# PROBLEM DETAILS
Gather each line containing the string "solid" from these entries.

## START MATERIAL SHOWN

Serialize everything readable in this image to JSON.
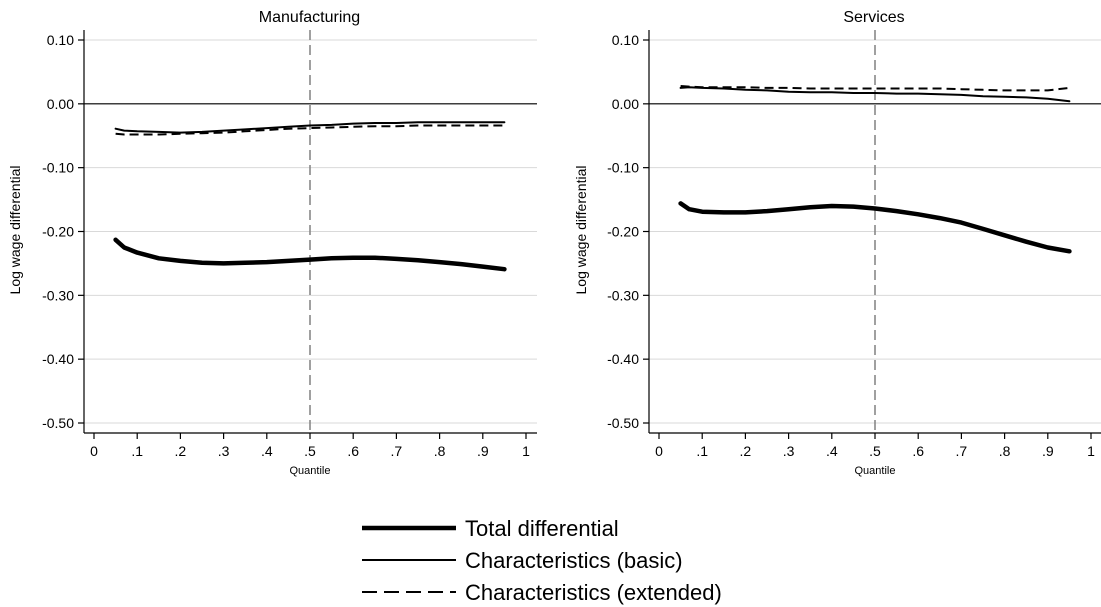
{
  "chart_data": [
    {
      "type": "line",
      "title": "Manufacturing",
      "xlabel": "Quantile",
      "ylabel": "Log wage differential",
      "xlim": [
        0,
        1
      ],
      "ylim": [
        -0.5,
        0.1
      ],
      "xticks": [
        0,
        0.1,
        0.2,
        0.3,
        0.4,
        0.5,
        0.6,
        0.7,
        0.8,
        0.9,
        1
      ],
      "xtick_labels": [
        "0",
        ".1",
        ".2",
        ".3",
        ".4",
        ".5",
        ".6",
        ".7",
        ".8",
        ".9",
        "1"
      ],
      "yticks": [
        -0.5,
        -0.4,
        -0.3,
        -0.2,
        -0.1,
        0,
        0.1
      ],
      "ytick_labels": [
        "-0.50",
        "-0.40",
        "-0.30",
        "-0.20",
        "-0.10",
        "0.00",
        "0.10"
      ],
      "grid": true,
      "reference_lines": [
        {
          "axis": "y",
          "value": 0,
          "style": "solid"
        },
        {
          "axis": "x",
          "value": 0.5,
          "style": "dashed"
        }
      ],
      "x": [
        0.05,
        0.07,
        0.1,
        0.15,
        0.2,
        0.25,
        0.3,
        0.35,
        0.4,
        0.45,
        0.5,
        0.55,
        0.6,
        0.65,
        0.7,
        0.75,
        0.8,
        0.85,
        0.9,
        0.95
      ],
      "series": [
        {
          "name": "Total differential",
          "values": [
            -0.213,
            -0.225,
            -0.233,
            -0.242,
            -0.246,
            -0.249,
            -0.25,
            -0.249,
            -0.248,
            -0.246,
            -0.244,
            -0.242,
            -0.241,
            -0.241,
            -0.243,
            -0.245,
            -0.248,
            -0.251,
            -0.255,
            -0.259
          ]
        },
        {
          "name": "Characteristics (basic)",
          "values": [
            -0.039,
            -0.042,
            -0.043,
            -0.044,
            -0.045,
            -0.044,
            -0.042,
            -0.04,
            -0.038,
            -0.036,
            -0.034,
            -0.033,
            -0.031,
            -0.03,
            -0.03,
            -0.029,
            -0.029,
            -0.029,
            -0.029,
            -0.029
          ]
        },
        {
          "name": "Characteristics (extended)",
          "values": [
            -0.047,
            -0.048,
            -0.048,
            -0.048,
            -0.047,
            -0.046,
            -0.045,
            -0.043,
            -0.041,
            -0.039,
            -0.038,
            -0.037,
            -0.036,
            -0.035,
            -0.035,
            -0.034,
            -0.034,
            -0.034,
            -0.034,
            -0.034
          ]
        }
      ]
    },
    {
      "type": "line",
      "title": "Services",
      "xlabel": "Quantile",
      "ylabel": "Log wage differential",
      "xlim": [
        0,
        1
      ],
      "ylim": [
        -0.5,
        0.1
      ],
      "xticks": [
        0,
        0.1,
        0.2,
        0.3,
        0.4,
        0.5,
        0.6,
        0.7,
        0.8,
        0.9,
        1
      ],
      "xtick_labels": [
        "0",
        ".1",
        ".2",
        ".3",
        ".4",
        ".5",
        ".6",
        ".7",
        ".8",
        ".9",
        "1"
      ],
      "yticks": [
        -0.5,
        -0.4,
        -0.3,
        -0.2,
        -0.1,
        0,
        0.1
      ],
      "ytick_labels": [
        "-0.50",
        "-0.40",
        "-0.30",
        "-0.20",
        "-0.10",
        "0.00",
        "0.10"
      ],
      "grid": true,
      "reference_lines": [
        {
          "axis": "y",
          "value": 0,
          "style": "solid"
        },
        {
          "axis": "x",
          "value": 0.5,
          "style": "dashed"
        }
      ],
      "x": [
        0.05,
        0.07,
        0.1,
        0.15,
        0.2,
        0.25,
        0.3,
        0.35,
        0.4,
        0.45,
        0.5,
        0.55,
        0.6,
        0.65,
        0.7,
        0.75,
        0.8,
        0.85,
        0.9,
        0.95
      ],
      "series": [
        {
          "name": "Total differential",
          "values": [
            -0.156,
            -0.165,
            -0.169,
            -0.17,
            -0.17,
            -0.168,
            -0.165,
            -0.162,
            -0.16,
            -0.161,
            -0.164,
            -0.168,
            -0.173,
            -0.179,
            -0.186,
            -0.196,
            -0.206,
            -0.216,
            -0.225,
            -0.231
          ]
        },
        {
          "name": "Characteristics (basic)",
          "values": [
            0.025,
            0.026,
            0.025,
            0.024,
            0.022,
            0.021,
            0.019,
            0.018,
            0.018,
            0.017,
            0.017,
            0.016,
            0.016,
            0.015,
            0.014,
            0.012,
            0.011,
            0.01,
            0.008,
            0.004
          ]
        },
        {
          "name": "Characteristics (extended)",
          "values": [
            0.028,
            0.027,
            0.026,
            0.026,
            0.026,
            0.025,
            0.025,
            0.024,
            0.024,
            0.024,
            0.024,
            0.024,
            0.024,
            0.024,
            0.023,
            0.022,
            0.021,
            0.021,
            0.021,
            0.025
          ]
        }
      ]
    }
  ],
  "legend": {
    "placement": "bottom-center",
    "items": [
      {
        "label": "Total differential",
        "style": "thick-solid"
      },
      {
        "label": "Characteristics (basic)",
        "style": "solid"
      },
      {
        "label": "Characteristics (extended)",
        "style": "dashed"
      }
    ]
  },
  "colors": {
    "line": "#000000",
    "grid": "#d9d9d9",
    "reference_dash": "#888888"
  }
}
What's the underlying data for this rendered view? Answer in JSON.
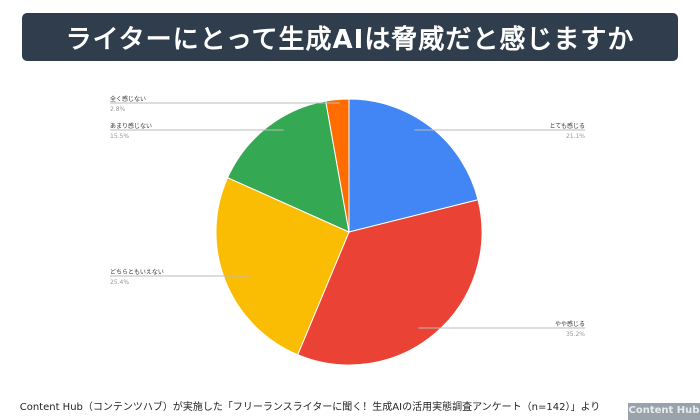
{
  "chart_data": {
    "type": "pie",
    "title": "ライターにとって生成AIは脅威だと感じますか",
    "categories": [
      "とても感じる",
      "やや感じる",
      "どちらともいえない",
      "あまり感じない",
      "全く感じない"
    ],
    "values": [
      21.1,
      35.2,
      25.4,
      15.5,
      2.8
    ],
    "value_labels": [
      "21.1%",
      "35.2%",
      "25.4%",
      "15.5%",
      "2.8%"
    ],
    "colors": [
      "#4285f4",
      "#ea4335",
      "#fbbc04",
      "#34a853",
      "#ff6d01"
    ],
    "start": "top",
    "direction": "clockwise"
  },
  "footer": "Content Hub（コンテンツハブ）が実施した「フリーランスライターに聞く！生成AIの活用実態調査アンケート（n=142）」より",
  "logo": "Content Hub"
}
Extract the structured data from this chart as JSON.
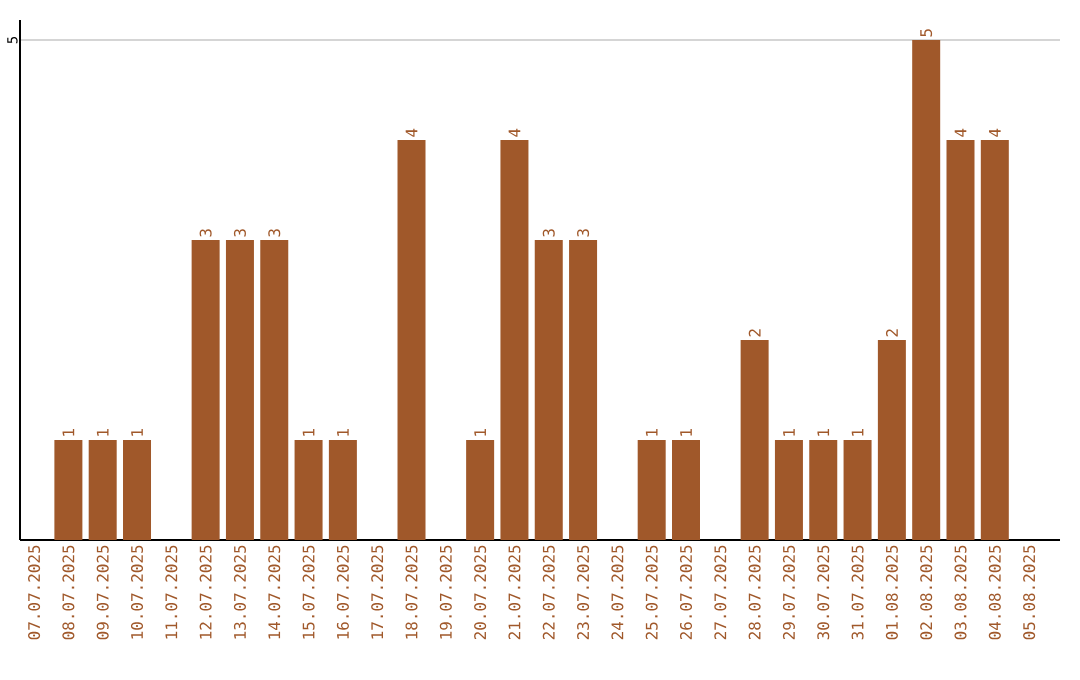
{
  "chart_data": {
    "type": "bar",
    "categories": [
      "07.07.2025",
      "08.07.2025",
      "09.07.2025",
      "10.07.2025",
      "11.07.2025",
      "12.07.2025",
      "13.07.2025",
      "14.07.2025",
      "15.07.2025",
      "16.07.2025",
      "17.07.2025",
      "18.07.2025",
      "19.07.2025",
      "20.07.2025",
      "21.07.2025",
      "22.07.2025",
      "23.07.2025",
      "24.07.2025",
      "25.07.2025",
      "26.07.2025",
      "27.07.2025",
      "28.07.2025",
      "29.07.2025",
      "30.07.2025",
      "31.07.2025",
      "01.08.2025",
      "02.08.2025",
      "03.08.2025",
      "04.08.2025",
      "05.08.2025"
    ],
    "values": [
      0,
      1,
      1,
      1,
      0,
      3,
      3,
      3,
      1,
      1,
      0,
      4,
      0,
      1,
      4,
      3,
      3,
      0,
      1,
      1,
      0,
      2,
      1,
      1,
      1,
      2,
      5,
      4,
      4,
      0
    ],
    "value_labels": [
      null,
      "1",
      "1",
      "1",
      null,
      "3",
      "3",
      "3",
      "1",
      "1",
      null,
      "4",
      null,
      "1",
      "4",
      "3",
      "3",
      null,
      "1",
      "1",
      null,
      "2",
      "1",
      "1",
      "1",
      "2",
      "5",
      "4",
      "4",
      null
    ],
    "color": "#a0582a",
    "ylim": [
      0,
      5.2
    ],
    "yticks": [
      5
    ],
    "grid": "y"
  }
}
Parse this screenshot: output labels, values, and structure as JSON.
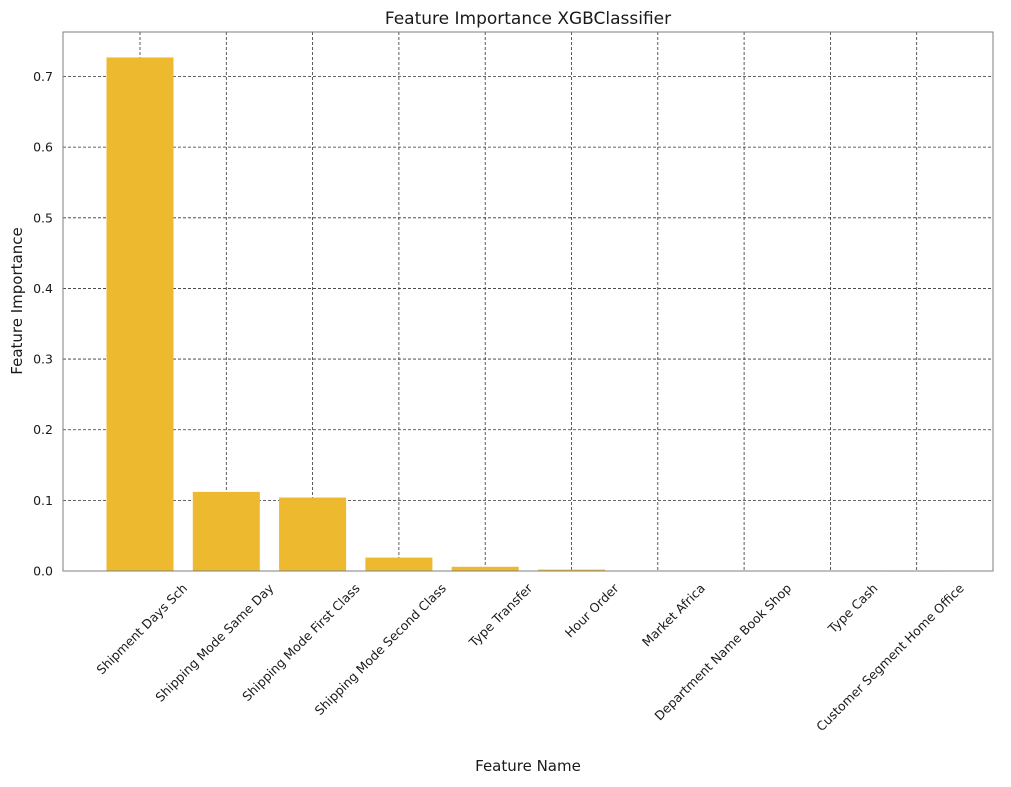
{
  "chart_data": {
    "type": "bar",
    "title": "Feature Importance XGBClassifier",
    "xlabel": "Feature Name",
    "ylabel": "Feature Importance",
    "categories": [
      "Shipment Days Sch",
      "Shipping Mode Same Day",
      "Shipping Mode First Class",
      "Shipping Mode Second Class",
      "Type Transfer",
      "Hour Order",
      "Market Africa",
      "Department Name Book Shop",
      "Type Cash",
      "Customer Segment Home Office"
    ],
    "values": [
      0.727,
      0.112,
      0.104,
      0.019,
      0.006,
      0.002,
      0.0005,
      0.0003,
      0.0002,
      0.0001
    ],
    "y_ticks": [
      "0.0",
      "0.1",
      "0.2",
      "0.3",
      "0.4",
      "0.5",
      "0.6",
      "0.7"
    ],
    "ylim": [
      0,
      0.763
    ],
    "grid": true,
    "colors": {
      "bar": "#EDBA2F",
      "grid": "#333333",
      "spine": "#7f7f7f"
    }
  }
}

## END MATERIAL SHOWN

# EXERCISE RESPONSE
          "style": "solid"
          "style": "solid"
        "style": "thick-solid"
        "style": "solid"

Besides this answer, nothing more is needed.